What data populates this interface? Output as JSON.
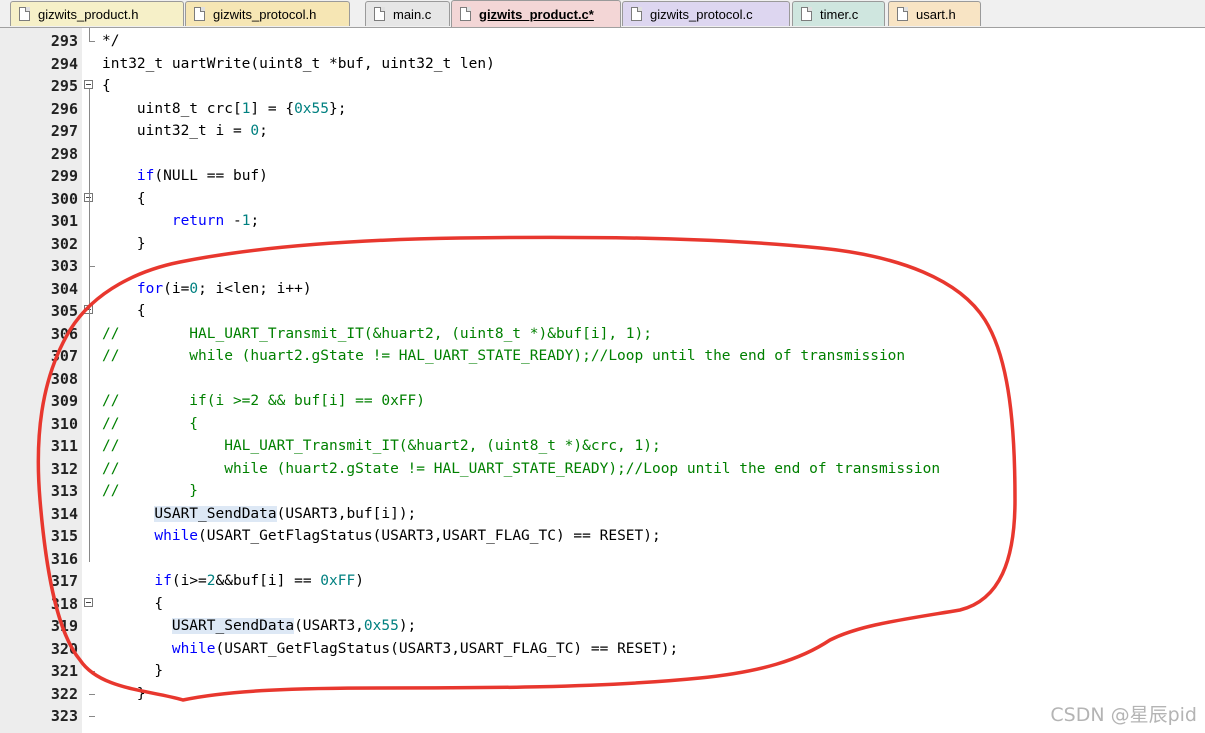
{
  "tabs": [
    {
      "label": "gizwits_product.h",
      "color": "#f6f0c8",
      "active": false
    },
    {
      "label": "gizwits_protocol.h",
      "color": "#f6e6b4",
      "active": false
    },
    {
      "label": "main.c",
      "color": "#e6e6e6",
      "active": false
    },
    {
      "label": "gizwits_product.c*",
      "color": "#f3d6d6",
      "active": true
    },
    {
      "label": "gizwits_protocol.c",
      "color": "#ddd6f0",
      "active": false
    },
    {
      "label": "timer.c",
      "color": "#cfe6df",
      "active": false
    },
    {
      "label": "usart.h",
      "color": "#f8e4c4",
      "active": false
    }
  ],
  "lines": [
    {
      "n": "293",
      "t": "*/"
    },
    {
      "n": "294",
      "t": "int32_t uartWrite(uint8_t *buf, uint32_t len)"
    },
    {
      "n": "295",
      "t": "{"
    },
    {
      "n": "296",
      "t": "    uint8_t crc[1] = {0x55};"
    },
    {
      "n": "297",
      "t": "    uint32_t i = 0;"
    },
    {
      "n": "298",
      "t": ""
    },
    {
      "n": "299",
      "t": "    if(NULL == buf)"
    },
    {
      "n": "300",
      "t": "    {"
    },
    {
      "n": "301",
      "t": "        return -1;"
    },
    {
      "n": "302",
      "t": "    }"
    },
    {
      "n": "303",
      "t": ""
    },
    {
      "n": "304",
      "t": "    for(i=0; i<len; i++)"
    },
    {
      "n": "305",
      "t": "    {"
    },
    {
      "n": "306",
      "t": "//        HAL_UART_Transmit_IT(&huart2, (uint8_t *)&buf[i], 1);"
    },
    {
      "n": "307",
      "t": "//        while (huart2.gState != HAL_UART_STATE_READY);//Loop until the end of transmission"
    },
    {
      "n": "308",
      "t": ""
    },
    {
      "n": "309",
      "t": "//        if(i >=2 && buf[i] == 0xFF)"
    },
    {
      "n": "310",
      "t": "//        {"
    },
    {
      "n": "311",
      "t": "//            HAL_UART_Transmit_IT(&huart2, (uint8_t *)&crc, 1);"
    },
    {
      "n": "312",
      "t": "//            while (huart2.gState != HAL_UART_STATE_READY);//Loop until the end of transmission"
    },
    {
      "n": "313",
      "t": "//        }"
    },
    {
      "n": "314",
      "t": "      USART_SendData(USART3,buf[i]);"
    },
    {
      "n": "315",
      "t": "      while(USART_GetFlagStatus(USART3,USART_FLAG_TC) == RESET);"
    },
    {
      "n": "316",
      "t": ""
    },
    {
      "n": "317",
      "t": "      if(i>=2&&buf[i] == 0xFF)"
    },
    {
      "n": "318",
      "t": "      {"
    },
    {
      "n": "319",
      "t": "        USART_SendData(USART3,0x55);"
    },
    {
      "n": "320",
      "t": "        while(USART_GetFlagStatus(USART3,USART_FLAG_TC) == RESET);"
    },
    {
      "n": "321",
      "t": "      }"
    },
    {
      "n": "322",
      "t": "    }"
    },
    {
      "n": "323",
      "t": ""
    }
  ],
  "watermark": "CSDN @星辰pid",
  "annotation_color": "#e8372e"
}
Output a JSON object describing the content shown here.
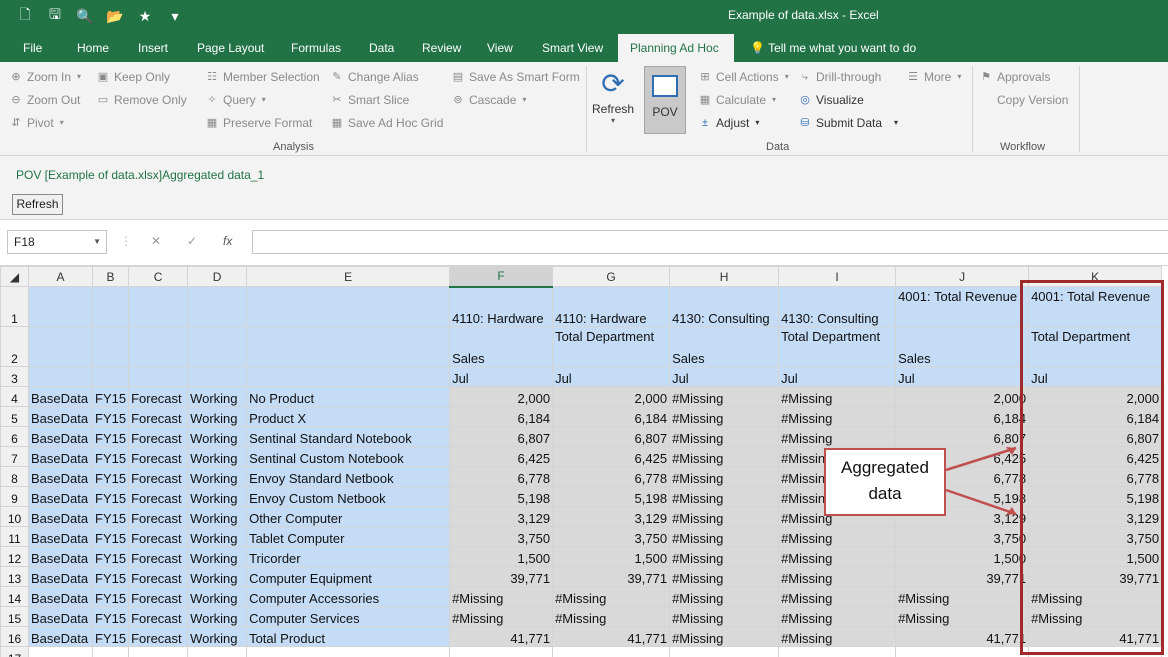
{
  "window": {
    "title": "Example of data.xlsx - Excel"
  },
  "qat": [
    {
      "icon": "new-file-icon",
      "glyph": "🗋"
    },
    {
      "icon": "save-icon",
      "glyph": "🖫"
    },
    {
      "icon": "print-preview-icon",
      "glyph": "🔍"
    },
    {
      "icon": "open-folder-icon",
      "glyph": "📂"
    },
    {
      "icon": "smart-view-icon",
      "glyph": "★"
    },
    {
      "icon": "customize-qat-icon",
      "glyph": "▾"
    }
  ],
  "tabs": [
    "File",
    "Home",
    "Insert",
    "Page Layout",
    "Formulas",
    "Data",
    "Review",
    "View",
    "Smart View",
    "Planning Ad Hoc"
  ],
  "tell_me": "Tell me what you want to do",
  "ribbon": {
    "analysis": {
      "zoom_in": "Zoom In",
      "keep_only": "Keep Only",
      "member_selection": "Member Selection",
      "change_alias": "Change Alias",
      "save_as_smart_form": "Save As Smart Form",
      "zoom_out": "Zoom Out",
      "remove_only": "Remove Only",
      "query": "Query",
      "smart_slice": "Smart Slice",
      "cascade": "Cascade",
      "pivot": "Pivot",
      "preserve_format": "Preserve Format",
      "save_ad_hoc_grid": "Save Ad Hoc Grid",
      "group_label": "Analysis"
    },
    "data": {
      "refresh": "Refresh",
      "pov": "POV",
      "cell_actions": "Cell Actions",
      "drill_through": "Drill-through",
      "more": "More",
      "calculate": "Calculate",
      "visualize": "Visualize",
      "adjust": "Adjust",
      "submit_data": "Submit Data",
      "group_label": "Data"
    },
    "workflow": {
      "approvals": "Approvals",
      "copy_version": "Copy Version",
      "group_label": "Workflow"
    }
  },
  "pov": {
    "label": "POV [Example of data.xlsx]Aggregated data_1",
    "refresh_button": "Refresh"
  },
  "formula_bar": {
    "name_box": "F18",
    "cancel": "✕",
    "enter": "✓",
    "fx": "fx",
    "value": ""
  },
  "sheet": {
    "columns": [
      "A",
      "B",
      "C",
      "D",
      "E",
      "F",
      "G",
      "H",
      "I",
      "J",
      "K"
    ],
    "selected_column": "F",
    "header_rows": {
      "row1": [
        "",
        "",
        "",
        "",
        "",
        "4110: Hardware",
        "4110: Hardware",
        "4130: Consulting",
        "4130: Consulting",
        "4001: Total Revenue",
        "4001: Total Revenue"
      ],
      "row2": [
        "",
        "",
        "",
        "",
        "",
        "Sales",
        "Total Department",
        "Sales",
        "Total Department",
        "Sales",
        "Total Department"
      ],
      "row3": [
        "",
        "",
        "",
        "",
        "",
        "Jul",
        "Jul",
        "Jul",
        "Jul",
        "Jul",
        "Jul"
      ]
    },
    "data_rows": [
      {
        "n": "4",
        "a": "BaseData",
        "b": "FY15",
        "c": "Forecast",
        "d": "Working",
        "e": "No Product",
        "indent": 1,
        "f": "2,000",
        "g": "2,000",
        "h": "#Missing",
        "i": "#Missing",
        "j": "2,000",
        "k": "2,000"
      },
      {
        "n": "5",
        "a": "BaseData",
        "b": "FY15",
        "c": "Forecast",
        "d": "Working",
        "e": "Product X",
        "indent": 2,
        "f": "6,184",
        "g": "6,184",
        "h": "#Missing",
        "i": "#Missing",
        "j": "6,184",
        "k": "6,184"
      },
      {
        "n": "6",
        "a": "BaseData",
        "b": "FY15",
        "c": "Forecast",
        "d": "Working",
        "e": "Sentinal Standard Notebook",
        "indent": 2,
        "f": "6,807",
        "g": "6,807",
        "h": "#Missing",
        "i": "#Missing",
        "j": "6,807",
        "k": "6,807"
      },
      {
        "n": "7",
        "a": "BaseData",
        "b": "FY15",
        "c": "Forecast",
        "d": "Working",
        "e": "Sentinal Custom Notebook",
        "indent": 2,
        "f": "6,425",
        "g": "6,425",
        "h": "#Missing",
        "i": "#Missing",
        "j": "6,425",
        "k": "6,425"
      },
      {
        "n": "8",
        "a": "BaseData",
        "b": "FY15",
        "c": "Forecast",
        "d": "Working",
        "e": "Envoy Standard Netbook",
        "indent": 2,
        "f": "6,778",
        "g": "6,778",
        "h": "#Missing",
        "i": "#Missing",
        "j": "6,778",
        "k": "6,778"
      },
      {
        "n": "9",
        "a": "BaseData",
        "b": "FY15",
        "c": "Forecast",
        "d": "Working",
        "e": "Envoy Custom Netbook",
        "indent": 2,
        "f": "5,198",
        "g": "5,198",
        "h": "#Missing",
        "i": "#Missing",
        "j": "5,198",
        "k": "5,198"
      },
      {
        "n": "10",
        "a": "BaseData",
        "b": "FY15",
        "c": "Forecast",
        "d": "Working",
        "e": "Other Computer",
        "indent": 2,
        "f": "3,129",
        "g": "3,129",
        "h": "#Missing",
        "i": "#Missing",
        "j": "3,129",
        "k": "3,129"
      },
      {
        "n": "11",
        "a": "BaseData",
        "b": "FY15",
        "c": "Forecast",
        "d": "Working",
        "e": "Tablet Computer",
        "indent": 2,
        "f": "3,750",
        "g": "3,750",
        "h": "#Missing",
        "i": "#Missing",
        "j": "3,750",
        "k": "3,750"
      },
      {
        "n": "12",
        "a": "BaseData",
        "b": "FY15",
        "c": "Forecast",
        "d": "Working",
        "e": "Tricorder",
        "indent": 2,
        "f": "1,500",
        "g": "1,500",
        "h": "#Missing",
        "i": "#Missing",
        "j": "1,500",
        "k": "1,500"
      },
      {
        "n": "13",
        "a": "BaseData",
        "b": "FY15",
        "c": "Forecast",
        "d": "Working",
        "e": "Computer Equipment",
        "indent": 1,
        "f": "39,771",
        "g": "39,771",
        "h": "#Missing",
        "i": "#Missing",
        "j": "39,771",
        "k": "39,771"
      },
      {
        "n": "14",
        "a": "BaseData",
        "b": "FY15",
        "c": "Forecast",
        "d": "Working",
        "e": "Computer Accessories",
        "indent": 1,
        "f": "#Missing",
        "g": "#Missing",
        "h": "#Missing",
        "i": "#Missing",
        "j": "#Missing",
        "k": "#Missing"
      },
      {
        "n": "15",
        "a": "BaseData",
        "b": "FY15",
        "c": "Forecast",
        "d": "Working",
        "e": "Computer Services",
        "indent": 1,
        "f": "#Missing",
        "g": "#Missing",
        "h": "#Missing",
        "i": "#Missing",
        "j": "#Missing",
        "k": "#Missing"
      },
      {
        "n": "16",
        "a": "BaseData",
        "b": "FY15",
        "c": "Forecast",
        "d": "Working",
        "e": "Total Product",
        "indent": 0,
        "f": "41,771",
        "g": "41,771",
        "h": "#Missing",
        "i": "#Missing",
        "j": "41,771",
        "k": "41,771"
      }
    ],
    "last_row": "17"
  },
  "callout": {
    "text": "Aggregated data"
  },
  "colors": {
    "excel_green": "#217346",
    "header_blue": "#c5dcf7",
    "data_gray": "#d9d9d9",
    "callout_red": "#c0504d"
  }
}
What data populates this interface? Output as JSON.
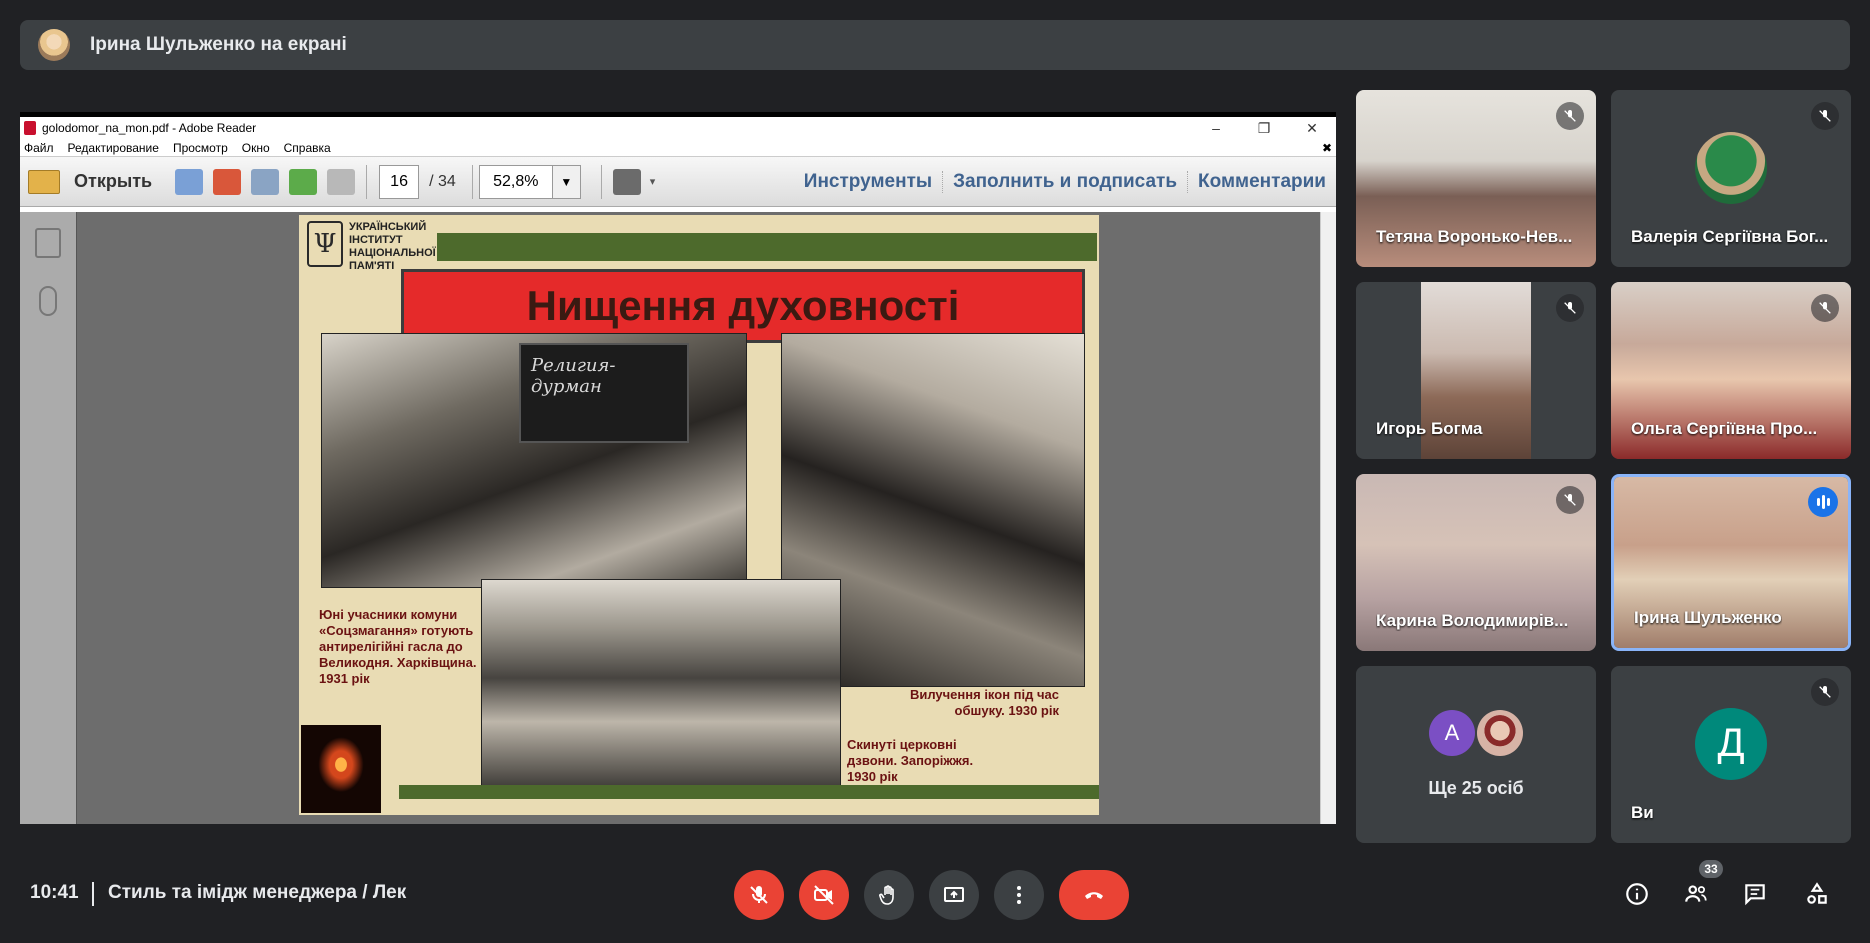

*TASK STATEMENT*:
Find the word "Netbook" in the data and show each line that holds it.

*EXERCISE ANSWER*:
        "e": "Envoy Standard Netbook",
        "e": "Envoy Custom Netbook",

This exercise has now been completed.